What you are asked to do: Reproduce every record below exactly as written, leaving out any pictures.

━━ Listed records

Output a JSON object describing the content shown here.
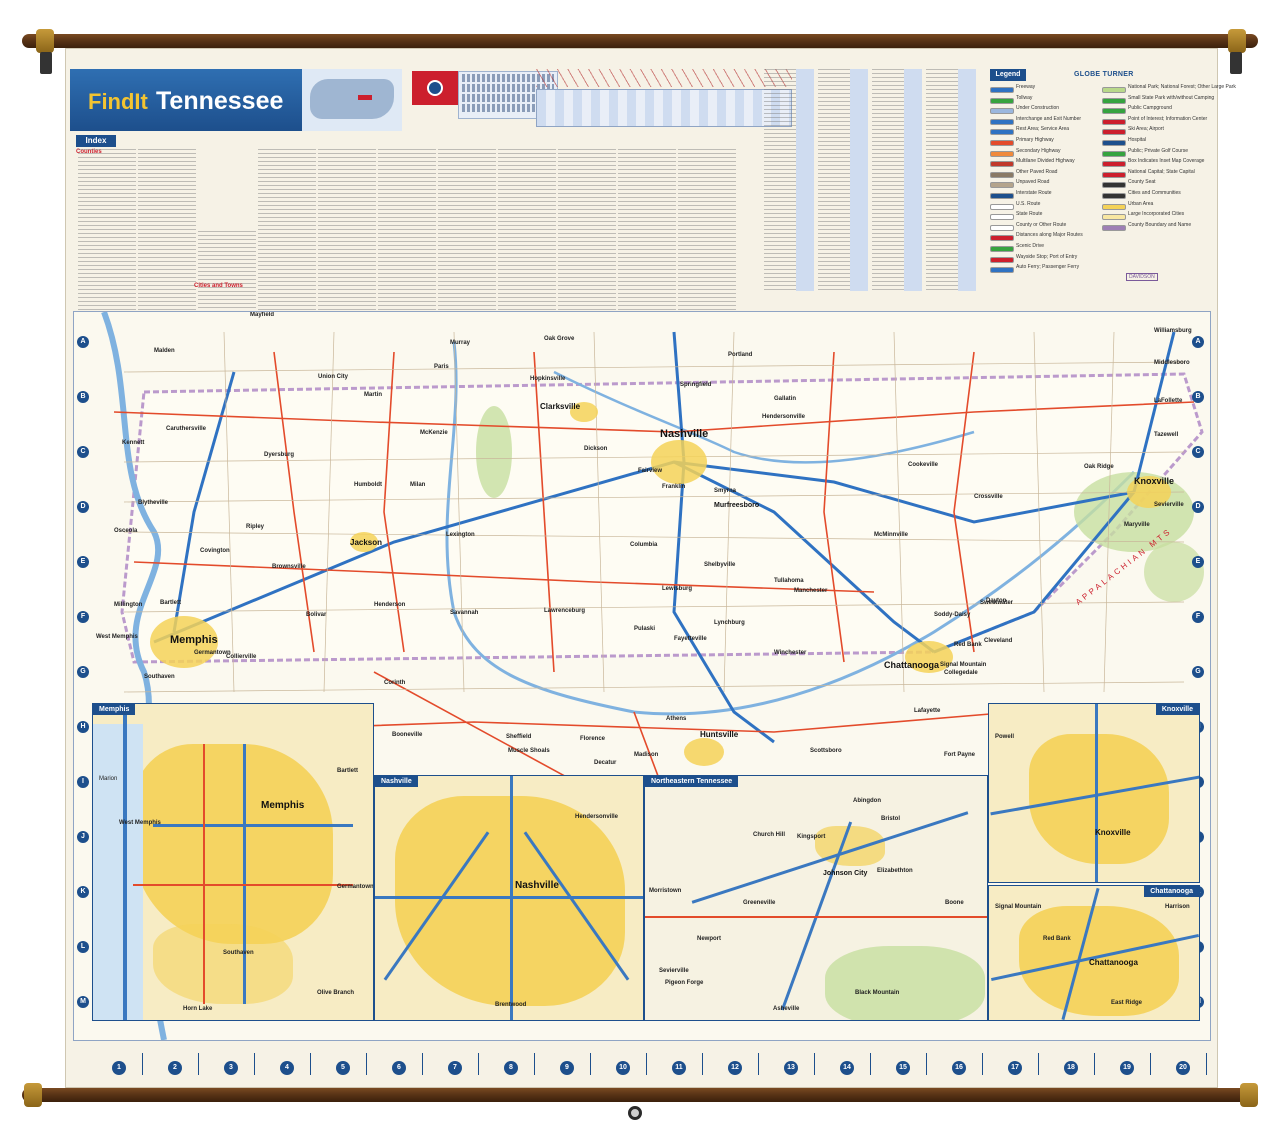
{
  "title": {
    "prefix": "FindIt",
    "state": "Tennessee"
  },
  "brand": "GLOBE TURNER",
  "legend": {
    "title": "Legend",
    "items": [
      {
        "label": "Freeway",
        "color": "#2f72c2"
      },
      {
        "label": "Tollway",
        "color": "#36a33f"
      },
      {
        "label": "Under Construction",
        "color": "#9bb7de"
      },
      {
        "label": "Interchange and Exit Number",
        "color": "#2f72c2"
      },
      {
        "label": "Rest Area; Service Area",
        "color": "#2f72c2"
      },
      {
        "label": "Primary Highway",
        "color": "#e34b2b"
      },
      {
        "label": "Secondary Highway",
        "color": "#f08a3c"
      },
      {
        "label": "Multilane Divided Highway",
        "color": "#c0392b"
      },
      {
        "label": "Other Paved Road",
        "color": "#8a7a66"
      },
      {
        "label": "Unpaved Road",
        "color": "#b4a48c"
      },
      {
        "label": "Interstate Route",
        "color": "#1d4f8c"
      },
      {
        "label": "U.S. Route",
        "color": "#ffffff"
      },
      {
        "label": "State Route",
        "color": "#ffffff"
      },
      {
        "label": "County or Other Route",
        "color": "#ffffff"
      },
      {
        "label": "Distances along Major Routes",
        "color": "#cc1f2d"
      },
      {
        "label": "Scenic Drive",
        "color": "#36a33f"
      },
      {
        "label": "Wayside Stop; Port of Entry",
        "color": "#cc1f2d"
      },
      {
        "label": "Auto Ferry; Passenger Ferry",
        "color": "#2f72c2"
      },
      {
        "label": "National Park; National Forest; Other Large Park",
        "color": "#b9d98a"
      },
      {
        "label": "Small State Park with/without Camping",
        "color": "#36a33f"
      },
      {
        "label": "Public Campground",
        "color": "#36a33f"
      },
      {
        "label": "Point of Interest; Information Center",
        "color": "#cc1f2d"
      },
      {
        "label": "Ski Area; Airport",
        "color": "#cc1f2d"
      },
      {
        "label": "Hospital",
        "color": "#1d4f8c"
      },
      {
        "label": "Public; Private Golf Course",
        "color": "#36a33f"
      },
      {
        "label": "Box Indicates Inset Map Coverage",
        "color": "#cc1f2d"
      },
      {
        "label": "National Capital; State Capital",
        "color": "#cc1f2d"
      },
      {
        "label": "County Seat",
        "color": "#333333"
      },
      {
        "label": "Cities and Communities",
        "color": "#333333"
      },
      {
        "label": "Urban Area",
        "color": "#f4d258"
      },
      {
        "label": "Large Incorporated Cities",
        "color": "#f8e7a2"
      },
      {
        "label": "County Boundary and Name",
        "color": "#9e7fb5"
      }
    ],
    "county_sample": "DAVIDSON"
  },
  "index": {
    "title": "Index",
    "counties_heading": "Counties",
    "cities_heading": "Cities and Towns"
  },
  "map": {
    "grid_letters": [
      "A",
      "B",
      "C",
      "D",
      "E",
      "F",
      "G",
      "H",
      "I",
      "J",
      "K",
      "L",
      "M"
    ],
    "grid_numbers": [
      "1",
      "2",
      "3",
      "4",
      "5",
      "6",
      "7",
      "8",
      "9",
      "10",
      "11",
      "12",
      "13",
      "14",
      "15",
      "16",
      "17",
      "18",
      "19",
      "20"
    ],
    "cities_major": [
      "Nashville",
      "Memphis",
      "Knoxville",
      "Chattanooga",
      "Jackson",
      "Clarksville",
      "Murfreesboro",
      "Huntsville"
    ],
    "cities": [
      "Mayfield",
      "Murray",
      "Union City",
      "Martin",
      "Dyersburg",
      "Humboldt",
      "Paris",
      "McKenzie",
      "Lexington",
      "Henderson",
      "Bolivar",
      "Savannah",
      "Millington",
      "Bartlett",
      "West Memphis",
      "Germantown",
      "Collierville",
      "Southaven",
      "Covington",
      "Ripley",
      "Brownsville",
      "Milan",
      "Oak Grove",
      "Hopkinsville",
      "Portland",
      "Springfield",
      "Gallatin",
      "Hendersonville",
      "Franklin",
      "Smyrna",
      "Columbia",
      "Lewisburg",
      "Shelbyville",
      "Tullahoma",
      "Manchester",
      "McMinnville",
      "Cookeville",
      "Crossville",
      "Dayton",
      "Cleveland",
      "Collegedale",
      "Oak Ridge",
      "Maryville",
      "Sevierville",
      "Middlesboro",
      "LaFollette",
      "Williamsburg",
      "Lawrenceburg",
      "Pulaski",
      "Fayetteville",
      "Lynchburg",
      "Winchester",
      "Decatur",
      "Florence",
      "Sheffield",
      "Muscle Shoals",
      "Athens",
      "Madison",
      "Scottsboro",
      "Corinth",
      "Booneville",
      "Dalton",
      "Fort Payne",
      "Rossville",
      "Sweetwater",
      "Tazewell",
      "Kennett",
      "Blytheville",
      "Osceola",
      "Malden",
      "Caruthersville",
      "Dickson",
      "Fairview",
      "Lafayette",
      "Calhoun",
      "Soddy-Daisy",
      "Red Bank",
      "Signal Mountain"
    ],
    "region_label": "APPALACHIAN MTS"
  },
  "insets": {
    "memphis": {
      "title": "Memphis",
      "labels": [
        "Memphis",
        "Bartlett",
        "West Memphis",
        "Germantown",
        "Southaven",
        "Olive Branch",
        "Horn Lake",
        "Marion"
      ]
    },
    "nashville": {
      "title": "Nashville",
      "labels": [
        "Nashville",
        "Hendersonville",
        "Brentwood"
      ]
    },
    "northeast": {
      "title": "Northeastern Tennessee",
      "labels": [
        "Abingdon",
        "Bristol",
        "Kingsport",
        "Church Hill",
        "Johnson City",
        "Elizabethton",
        "Greeneville",
        "Morristown",
        "Newport",
        "Sevierville",
        "Pigeon Forge",
        "Boone",
        "Asheville",
        "Black Mountain"
      ]
    },
    "knoxville": {
      "title": "Knoxville",
      "labels": [
        "Powell",
        "Knoxville"
      ]
    },
    "chattanooga": {
      "title": "Chattanooga",
      "labels": [
        "Signal Mountain",
        "Red Bank",
        "Chattanooga",
        "Harrison",
        "East Ridge"
      ]
    }
  }
}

━━━━

Expected answer:
Output a JSON object describing the content shown here.
{
  "title": {
    "prefix": "FindIt",
    "state": "Tennessee"
  },
  "brand": "GLOBE TURNER",
  "legend": {
    "title": "Legend",
    "items": [
      {
        "label": "Freeway",
        "color": "#2f72c2"
      },
      {
        "label": "Tollway",
        "color": "#36a33f"
      },
      {
        "label": "Under Construction",
        "color": "#9bb7de"
      },
      {
        "label": "Interchange and Exit Number",
        "color": "#2f72c2"
      },
      {
        "label": "Rest Area; Service Area",
        "color": "#2f72c2"
      },
      {
        "label": "Primary Highway",
        "color": "#e34b2b"
      },
      {
        "label": "Secondary Highway",
        "color": "#f08a3c"
      },
      {
        "label": "Multilane Divided Highway",
        "color": "#c0392b"
      },
      {
        "label": "Other Paved Road",
        "color": "#8a7a66"
      },
      {
        "label": "Unpaved Road",
        "color": "#b4a48c"
      },
      {
        "label": "Interstate Route",
        "color": "#1d4f8c"
      },
      {
        "label": "U.S. Route",
        "color": "#ffffff"
      },
      {
        "label": "State Route",
        "color": "#ffffff"
      },
      {
        "label": "County or Other Route",
        "color": "#ffffff"
      },
      {
        "label": "Distances along Major Routes",
        "color": "#cc1f2d"
      },
      {
        "label": "Scenic Drive",
        "color": "#36a33f"
      },
      {
        "label": "Wayside Stop; Port of Entry",
        "color": "#cc1f2d"
      },
      {
        "label": "Auto Ferry; Passenger Ferry",
        "color": "#2f72c2"
      },
      {
        "label": "National Park; National Forest; Other Large Park",
        "color": "#b9d98a"
      },
      {
        "label": "Small State Park with/without Camping",
        "color": "#36a33f"
      },
      {
        "label": "Public Campground",
        "color": "#36a33f"
      },
      {
        "label": "Point of Interest; Information Center",
        "color": "#cc1f2d"
      },
      {
        "label": "Ski Area; Airport",
        "color": "#cc1f2d"
      },
      {
        "label": "Hospital",
        "color": "#1d4f8c"
      },
      {
        "label": "Public; Private Golf Course",
        "color": "#36a33f"
      },
      {
        "label": "Box Indicates Inset Map Coverage",
        "color": "#cc1f2d"
      },
      {
        "label": "National Capital; State Capital",
        "color": "#cc1f2d"
      },
      {
        "label": "County Seat",
        "color": "#333333"
      },
      {
        "label": "Cities and Communities",
        "color": "#333333"
      },
      {
        "label": "Urban Area",
        "color": "#f4d258"
      },
      {
        "label": "Large Incorporated Cities",
        "color": "#f8e7a2"
      },
      {
        "label": "County Boundary and Name",
        "color": "#9e7fb5"
      }
    ],
    "county_sample": "DAVIDSON"
  },
  "index": {
    "title": "Index",
    "counties_heading": "Counties",
    "cities_heading": "Cities and Towns"
  },
  "map": {
    "grid_letters": [
      "A",
      "B",
      "C",
      "D",
      "E",
      "F",
      "G",
      "H",
      "I",
      "J",
      "K",
      "L",
      "M"
    ],
    "grid_numbers": [
      "1",
      "2",
      "3",
      "4",
      "5",
      "6",
      "7",
      "8",
      "9",
      "10",
      "11",
      "12",
      "13",
      "14",
      "15",
      "16",
      "17",
      "18",
      "19",
      "20"
    ],
    "cities_major": [
      "Nashville",
      "Memphis",
      "Knoxville",
      "Chattanooga",
      "Jackson",
      "Clarksville",
      "Murfreesboro",
      "Huntsville"
    ],
    "cities": [
      "Mayfield",
      "Murray",
      "Union City",
      "Martin",
      "Dyersburg",
      "Humboldt",
      "Paris",
      "McKenzie",
      "Lexington",
      "Henderson",
      "Bolivar",
      "Savannah",
      "Millington",
      "Bartlett",
      "West Memphis",
      "Germantown",
      "Collierville",
      "Southaven",
      "Covington",
      "Ripley",
      "Brownsville",
      "Milan",
      "Oak Grove",
      "Hopkinsville",
      "Portland",
      "Springfield",
      "Gallatin",
      "Hendersonville",
      "Franklin",
      "Smyrna",
      "Columbia",
      "Lewisburg",
      "Shelbyville",
      "Tullahoma",
      "Manchester",
      "McMinnville",
      "Cookeville",
      "Crossville",
      "Dayton",
      "Cleveland",
      "Collegedale",
      "Oak Ridge",
      "Maryville",
      "Sevierville",
      "Middlesboro",
      "LaFollette",
      "Williamsburg",
      "Lawrenceburg",
      "Pulaski",
      "Fayetteville",
      "Lynchburg",
      "Winchester",
      "Decatur",
      "Florence",
      "Sheffield",
      "Muscle Shoals",
      "Athens",
      "Madison",
      "Scottsboro",
      "Corinth",
      "Booneville",
      "Dalton",
      "Fort Payne",
      "Rossville",
      "Sweetwater",
      "Tazewell",
      "Kennett",
      "Blytheville",
      "Osceola",
      "Malden",
      "Caruthersville",
      "Dickson",
      "Fairview",
      "Lafayette",
      "Calhoun",
      "Soddy-Daisy",
      "Red Bank",
      "Signal Mountain"
    ],
    "region_label": "APPALACHIAN MTS"
  },
  "insets": {
    "memphis": {
      "title": "Memphis",
      "labels": [
        "Memphis",
        "Bartlett",
        "West Memphis",
        "Germantown",
        "Southaven",
        "Olive Branch",
        "Horn Lake",
        "Marion"
      ]
    },
    "nashville": {
      "title": "Nashville",
      "labels": [
        "Nashville",
        "Hendersonville",
        "Brentwood"
      ]
    },
    "northeast": {
      "title": "Northeastern Tennessee",
      "labels": [
        "Abingdon",
        "Bristol",
        "Kingsport",
        "Church Hill",
        "Johnson City",
        "Elizabethton",
        "Greeneville",
        "Morristown",
        "Newport",
        "Sevierville",
        "Pigeon Forge",
        "Boone",
        "Asheville",
        "Black Mountain"
      ]
    },
    "knoxville": {
      "title": "Knoxville",
      "labels": [
        "Powell",
        "Knoxville"
      ]
    },
    "chattanooga": {
      "title": "Chattanooga",
      "labels": [
        "Signal Mountain",
        "Red Bank",
        "Chattanooga",
        "Harrison",
        "East Ridge"
      ]
    }
  }
}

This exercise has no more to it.